# WHAT YOU NEED TO DO
Could every line of the data be printed exactly as it reads?
-------- DATASET EXTRACT --------
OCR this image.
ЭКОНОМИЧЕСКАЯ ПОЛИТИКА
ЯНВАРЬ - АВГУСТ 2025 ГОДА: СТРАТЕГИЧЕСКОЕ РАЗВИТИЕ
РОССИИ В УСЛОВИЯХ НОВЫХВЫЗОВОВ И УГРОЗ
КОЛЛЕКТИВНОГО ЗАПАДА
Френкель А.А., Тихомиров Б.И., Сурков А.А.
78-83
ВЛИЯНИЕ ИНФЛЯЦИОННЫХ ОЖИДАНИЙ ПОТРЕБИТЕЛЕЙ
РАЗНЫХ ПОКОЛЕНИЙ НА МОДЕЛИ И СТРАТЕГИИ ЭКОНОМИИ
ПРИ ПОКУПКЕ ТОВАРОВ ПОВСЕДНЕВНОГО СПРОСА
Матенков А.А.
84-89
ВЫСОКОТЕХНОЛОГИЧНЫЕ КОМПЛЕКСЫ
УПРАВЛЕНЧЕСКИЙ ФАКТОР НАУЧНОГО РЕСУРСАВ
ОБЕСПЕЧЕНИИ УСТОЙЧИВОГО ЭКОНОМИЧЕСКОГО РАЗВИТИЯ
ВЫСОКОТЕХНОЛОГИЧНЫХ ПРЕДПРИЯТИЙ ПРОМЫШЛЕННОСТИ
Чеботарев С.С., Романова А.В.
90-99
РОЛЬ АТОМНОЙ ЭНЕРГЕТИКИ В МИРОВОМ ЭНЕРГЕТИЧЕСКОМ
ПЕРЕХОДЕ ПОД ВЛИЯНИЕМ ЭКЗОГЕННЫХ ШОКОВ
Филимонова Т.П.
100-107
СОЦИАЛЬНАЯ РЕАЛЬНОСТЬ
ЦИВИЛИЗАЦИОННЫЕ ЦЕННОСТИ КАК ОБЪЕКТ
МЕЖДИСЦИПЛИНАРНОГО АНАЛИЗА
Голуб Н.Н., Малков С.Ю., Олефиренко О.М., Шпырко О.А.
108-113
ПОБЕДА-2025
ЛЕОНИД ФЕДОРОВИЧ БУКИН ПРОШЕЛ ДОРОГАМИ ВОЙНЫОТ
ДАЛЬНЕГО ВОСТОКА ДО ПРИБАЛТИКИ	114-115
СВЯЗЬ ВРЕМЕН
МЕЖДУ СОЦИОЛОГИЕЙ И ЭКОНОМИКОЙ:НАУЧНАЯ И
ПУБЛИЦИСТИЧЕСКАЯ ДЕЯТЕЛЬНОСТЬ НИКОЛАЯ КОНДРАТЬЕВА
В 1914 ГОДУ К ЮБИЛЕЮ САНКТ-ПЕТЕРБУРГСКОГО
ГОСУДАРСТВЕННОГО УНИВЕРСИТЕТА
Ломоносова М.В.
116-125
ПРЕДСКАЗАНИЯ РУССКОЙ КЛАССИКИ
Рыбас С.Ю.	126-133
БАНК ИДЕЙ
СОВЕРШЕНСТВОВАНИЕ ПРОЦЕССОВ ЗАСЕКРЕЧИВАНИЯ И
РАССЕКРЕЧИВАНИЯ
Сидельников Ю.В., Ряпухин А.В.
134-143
--------
# WRITTEN RESPONSE
OCR this image.
ЭКОНОМИЧЕСКАЯ ПОЛИТИКА
ЯНВАРЬ - АВГУСТ 2025 ГОДА: СТРАТЕГИЧЕСКОЕ РАЗВИТИЕ
РОССИИ В УСЛОВИЯХ НОВЫХВЫЗОВОВ И УГРОЗ
КОЛЛЕКТИВНОГО ЗАПАДА
Френкель А.А., Тихомиров Б.И., Сурков А.А.
78-83
ВЛИЯНИЕ ИНФЛЯЦИОННЫХ ОЖИДАНИЙ ПОТРЕБИТЕЛЕЙ
РАЗНЫХ ПОКОЛЕНИЙ НА МОДЕЛИ И СТРАТЕГИИ ЭКОНОМИИ
ПРИ ПОКУПКЕ ТОВАРОВ ПОВСЕДНЕВНОГО СПРОСА
Матенков А.А.
84-89
ВЫСОКОТЕХНОЛОГИЧНЫЕ КОМПЛЕКСЫ
УПРАВЛЕНЧЕСКИЙ ФАКТОР НАУЧНОГО РЕСУРСАВ
ОБЕСПЕЧЕНИИ УСТОЙЧИВОГО ЭКОНОМИЧЕСКОГО РАЗВИТИЯ
ВЫСОКОТЕХНОЛОГИЧНЫХ ПРЕДПРИЯТИЙ ПРОМЫШЛЕННОСТИ
Чеботарев С.С., Романова А.В.
90-99
РОЛЬ АТОМНОЙ ЭНЕРГЕТИКИ В МИРОВОМ ЭНЕРГЕТИЧЕСКОМ
ПЕРЕХОДЕ ПОД ВЛИЯНИЕМ ЭКЗОГЕННЫХ ШОКОВ
Филимонова Т.П.
100-107
СОЦИАЛЬНАЯ РЕАЛЬНОСТЬ
ЦИВИЛИЗАЦИОННЫЕ ЦЕННОСТИ КАК ОБЪЕКТ
МЕЖДИСЦИПЛИНАРНОГО АНАЛИЗА
Голуб Н.Н., Малков С.Ю., Олефиренко О.М., Шпырко О.А.
108-113
ПОБЕДА-2025
ЛЕОНИД ФЕДОРОВИЧ БУКИН ПРОШЕЛ ДОРОГАМИ ВОЙНЫОТ
ДАЛЬНЕГО ВОСТОКА ДО ПРИБАЛТИКИ	114-115
СВЯЗЬ ВРЕМЕН
МЕЖДУ СОЦИОЛОГИЕЙ И ЭКОНОМИКОЙ:НАУЧНАЯ И
ПУБЛИЦИСТИЧЕСКАЯ ДЕЯТЕЛЬНОСТЬ НИКОЛАЯ КОНДРАТЬЕВА
В 1914 ГОДУ К ЮБИЛЕЮ САНКТ-ПЕТЕРБУРГСКОГО
ГОСУДАРСТВЕННОГО УНИВЕРСИТЕТА
Ломоносова М.В.
116-125
ПРЕДСКАЗАНИЯ РУССКОЙ КЛАССИКИ
Рыбас С.Ю.	126-133
БАНК ИДЕЙ
СОВЕРШЕНСТВОВАНИЕ ПРОЦЕССОВ ЗАСЕКРЕЧИВАНИЯ И
РАССЕКРЕЧИВАНИЯ
Сидельников Ю.В., Ряпухин А.В.
134-143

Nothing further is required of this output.